* [CHALLENGE]: Read the data and repeat all of it exactly.
::::
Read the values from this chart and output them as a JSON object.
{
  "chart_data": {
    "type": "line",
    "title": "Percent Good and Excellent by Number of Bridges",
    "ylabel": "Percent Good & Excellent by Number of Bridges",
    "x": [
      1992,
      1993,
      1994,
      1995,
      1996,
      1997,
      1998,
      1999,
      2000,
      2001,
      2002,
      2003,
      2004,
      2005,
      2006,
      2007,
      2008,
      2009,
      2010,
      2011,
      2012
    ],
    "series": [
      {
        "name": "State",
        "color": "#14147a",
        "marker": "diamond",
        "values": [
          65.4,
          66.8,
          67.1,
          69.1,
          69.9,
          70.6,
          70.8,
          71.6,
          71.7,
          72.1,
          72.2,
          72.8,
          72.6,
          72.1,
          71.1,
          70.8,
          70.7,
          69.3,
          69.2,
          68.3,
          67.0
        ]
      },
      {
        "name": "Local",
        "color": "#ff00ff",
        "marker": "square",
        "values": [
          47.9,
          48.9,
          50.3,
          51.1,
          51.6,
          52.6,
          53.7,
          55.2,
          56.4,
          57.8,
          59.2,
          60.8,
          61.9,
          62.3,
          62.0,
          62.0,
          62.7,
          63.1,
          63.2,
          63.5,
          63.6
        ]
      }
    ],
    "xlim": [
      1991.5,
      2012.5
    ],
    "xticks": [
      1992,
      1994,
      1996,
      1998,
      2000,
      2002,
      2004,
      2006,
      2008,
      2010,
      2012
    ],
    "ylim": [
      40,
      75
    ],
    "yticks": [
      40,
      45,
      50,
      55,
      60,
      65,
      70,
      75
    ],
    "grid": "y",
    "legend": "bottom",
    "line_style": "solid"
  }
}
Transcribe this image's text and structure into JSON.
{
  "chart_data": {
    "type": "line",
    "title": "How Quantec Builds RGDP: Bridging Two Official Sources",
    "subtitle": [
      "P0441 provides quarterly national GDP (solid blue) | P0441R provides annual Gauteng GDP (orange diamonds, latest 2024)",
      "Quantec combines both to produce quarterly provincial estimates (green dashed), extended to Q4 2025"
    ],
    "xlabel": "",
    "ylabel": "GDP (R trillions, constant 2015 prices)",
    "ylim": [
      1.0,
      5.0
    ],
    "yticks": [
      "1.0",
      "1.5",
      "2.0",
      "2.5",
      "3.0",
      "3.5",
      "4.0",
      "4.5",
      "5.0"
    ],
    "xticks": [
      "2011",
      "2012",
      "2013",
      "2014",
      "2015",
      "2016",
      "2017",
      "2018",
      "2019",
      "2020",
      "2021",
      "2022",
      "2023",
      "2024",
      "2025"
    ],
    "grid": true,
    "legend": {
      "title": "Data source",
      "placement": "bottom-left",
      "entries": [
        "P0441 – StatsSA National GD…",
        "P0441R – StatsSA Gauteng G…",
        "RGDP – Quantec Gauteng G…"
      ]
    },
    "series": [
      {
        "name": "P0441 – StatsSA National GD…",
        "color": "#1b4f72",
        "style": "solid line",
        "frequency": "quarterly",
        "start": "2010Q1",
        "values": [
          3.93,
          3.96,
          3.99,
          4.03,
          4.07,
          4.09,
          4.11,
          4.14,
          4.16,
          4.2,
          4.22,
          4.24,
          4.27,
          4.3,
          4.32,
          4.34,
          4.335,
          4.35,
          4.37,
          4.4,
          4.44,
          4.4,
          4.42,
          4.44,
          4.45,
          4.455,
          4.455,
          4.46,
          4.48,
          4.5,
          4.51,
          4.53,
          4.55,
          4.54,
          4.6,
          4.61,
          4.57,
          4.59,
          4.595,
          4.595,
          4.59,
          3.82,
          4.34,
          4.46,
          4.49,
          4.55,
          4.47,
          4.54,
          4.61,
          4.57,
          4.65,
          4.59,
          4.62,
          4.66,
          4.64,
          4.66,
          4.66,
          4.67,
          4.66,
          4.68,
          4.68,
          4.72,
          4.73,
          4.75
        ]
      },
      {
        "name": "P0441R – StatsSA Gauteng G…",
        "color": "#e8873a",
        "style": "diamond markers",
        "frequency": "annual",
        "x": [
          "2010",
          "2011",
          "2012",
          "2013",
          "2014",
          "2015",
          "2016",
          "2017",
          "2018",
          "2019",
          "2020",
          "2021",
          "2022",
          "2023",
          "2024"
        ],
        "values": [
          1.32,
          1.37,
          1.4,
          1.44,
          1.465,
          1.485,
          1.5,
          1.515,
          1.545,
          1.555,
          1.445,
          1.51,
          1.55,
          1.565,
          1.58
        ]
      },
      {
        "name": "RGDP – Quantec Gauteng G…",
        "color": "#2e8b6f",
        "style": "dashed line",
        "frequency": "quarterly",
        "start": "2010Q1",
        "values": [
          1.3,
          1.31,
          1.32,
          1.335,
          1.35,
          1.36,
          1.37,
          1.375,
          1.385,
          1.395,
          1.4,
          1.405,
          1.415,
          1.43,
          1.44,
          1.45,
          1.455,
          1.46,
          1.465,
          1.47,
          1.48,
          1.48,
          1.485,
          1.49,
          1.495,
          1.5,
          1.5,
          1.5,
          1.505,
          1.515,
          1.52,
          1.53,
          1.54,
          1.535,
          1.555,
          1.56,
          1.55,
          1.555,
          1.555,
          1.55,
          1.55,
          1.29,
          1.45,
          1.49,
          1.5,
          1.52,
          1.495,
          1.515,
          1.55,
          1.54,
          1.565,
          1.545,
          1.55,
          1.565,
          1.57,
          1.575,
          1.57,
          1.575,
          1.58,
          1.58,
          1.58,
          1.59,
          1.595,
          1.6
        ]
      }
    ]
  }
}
::::
* [FULL RESPONSE]:
Read the values from this chart and output them as a JSON object.
{
  "chart_data": {
    "type": "line",
    "title": "Percent Good and Excellent by Number of Bridges",
    "ylabel": "Percent Good & Excellent by Number of Bridges",
    "x": [
      1992,
      1993,
      1994,
      1995,
      1996,
      1997,
      1998,
      1999,
      2000,
      2001,
      2002,
      2003,
      2004,
      2005,
      2006,
      2007,
      2008,
      2009,
      2010,
      2011,
      2012
    ],
    "series": [
      {
        "name": "State",
        "color": "#14147a",
        "marker": "diamond",
        "values": [
          65.4,
          66.8,
          67.1,
          69.1,
          69.9,
          70.6,
          70.8,
          71.6,
          71.7,
          72.1,
          72.2,
          72.8,
          72.6,
          72.1,
          71.1,
          70.8,
          70.7,
          69.3,
          69.2,
          68.3,
          67.0
        ]
      },
      {
        "name": "Local",
        "color": "#ff00ff",
        "marker": "square",
        "values": [
          47.9,
          48.9,
          50.3,
          51.1,
          51.6,
          52.6,
          53.7,
          55.2,
          56.4,
          57.8,
          59.2,
          60.8,
          61.9,
          62.3,
          62.0,
          62.0,
          62.7,
          63.1,
          63.2,
          63.5,
          63.6
        ]
      }
    ],
    "xlim": [
      1991.5,
      2012.5
    ],
    "xticks": [
      1992,
      1994,
      1996,
      1998,
      2000,
      2002,
      2004,
      2006,
      2008,
      2010,
      2012
    ],
    "ylim": [
      40,
      75
    ],
    "yticks": [
      40,
      45,
      50,
      55,
      60,
      65,
      70,
      75
    ],
    "grid": "y",
    "legend": "bottom",
    "line_style": "solid"
  }
}
Transcribe this image's text and structure into JSON.
{
  "chart_data": {
    "type": "line",
    "title": "How Quantec Builds RGDP: Bridging Two Official Sources",
    "subtitle": [
      "P0441 provides quarterly national GDP (solid blue) | P0441R provides annual Gauteng GDP (orange diamonds, latest 2024)",
      "Quantec combines both to produce quarterly provincial estimates (green dashed), extended to Q4 2025"
    ],
    "xlabel": "",
    "ylabel": "GDP (R trillions, constant 2015 prices)",
    "ylim": [
      1.0,
      5.0
    ],
    "yticks": [
      "1.0",
      "1.5",
      "2.0",
      "2.5",
      "3.0",
      "3.5",
      "4.0",
      "4.5",
      "5.0"
    ],
    "xticks": [
      "2011",
      "2012",
      "2013",
      "2014",
      "2015",
      "2016",
      "2017",
      "2018",
      "2019",
      "2020",
      "2021",
      "2022",
      "2023",
      "2024",
      "2025"
    ],
    "grid": true,
    "legend": {
      "title": "Data source",
      "placement": "bottom-left",
      "entries": [
        "P0441 – StatsSA National GD…",
        "P0441R – StatsSA Gauteng G…",
        "RGDP – Quantec Gauteng G…"
      ]
    },
    "series": [
      {
        "name": "P0441 – StatsSA National GD…",
        "color": "#1b4f72",
        "style": "solid line",
        "frequency": "quarterly",
        "start": "2010Q1",
        "values": [
          3.93,
          3.96,
          3.99,
          4.03,
          4.07,
          4.09,
          4.11,
          4.14,
          4.16,
          4.2,
          4.22,
          4.24,
          4.27,
          4.3,
          4.32,
          4.34,
          4.335,
          4.35,
          4.37,
          4.4,
          4.44,
          4.4,
          4.42,
          4.44,
          4.45,
          4.455,
          4.455,
          4.46,
          4.48,
          4.5,
          4.51,
          4.53,
          4.55,
          4.54,
          4.6,
          4.61,
          4.57,
          4.59,
          4.595,
          4.595,
          4.59,
          3.82,
          4.34,
          4.46,
          4.49,
          4.55,
          4.47,
          4.54,
          4.61,
          4.57,
          4.65,
          4.59,
          4.62,
          4.66,
          4.64,
          4.66,
          4.66,
          4.67,
          4.66,
          4.68,
          4.68,
          4.72,
          4.73,
          4.75
        ]
      },
      {
        "name": "P0441R – StatsSA Gauteng G…",
        "color": "#e8873a",
        "style": "diamond markers",
        "frequency": "annual",
        "x": [
          "2010",
          "2011",
          "2012",
          "2013",
          "2014",
          "2015",
          "2016",
          "2017",
          "2018",
          "2019",
          "2020",
          "2021",
          "2022",
          "2023",
          "2024"
        ],
        "values": [
          1.32,
          1.37,
          1.4,
          1.44,
          1.465,
          1.485,
          1.5,
          1.515,
          1.545,
          1.555,
          1.445,
          1.51,
          1.55,
          1.565,
          1.58
        ]
      },
      {
        "name": "RGDP – Quantec Gauteng G…",
        "color": "#2e8b6f",
        "style": "dashed line",
        "frequency": "quarterly",
        "start": "2010Q1",
        "values": [
          1.3,
          1.31,
          1.32,
          1.335,
          1.35,
          1.36,
          1.37,
          1.375,
          1.385,
          1.395,
          1.4,
          1.405,
          1.415,
          1.43,
          1.44,
          1.45,
          1.455,
          1.46,
          1.465,
          1.47,
          1.48,
          1.48,
          1.485,
          1.49,
          1.495,
          1.5,
          1.5,
          1.5,
          1.505,
          1.515,
          1.52,
          1.53,
          1.54,
          1.535,
          1.555,
          1.56,
          1.55,
          1.555,
          1.555,
          1.55,
          1.55,
          1.29,
          1.45,
          1.49,
          1.5,
          1.52,
          1.495,
          1.515,
          1.55,
          1.54,
          1.565,
          1.545,
          1.55,
          1.565,
          1.57,
          1.575,
          1.57,
          1.575,
          1.58,
          1.58,
          1.58,
          1.59,
          1.595,
          1.6
        ]
      }
    ]
  }
}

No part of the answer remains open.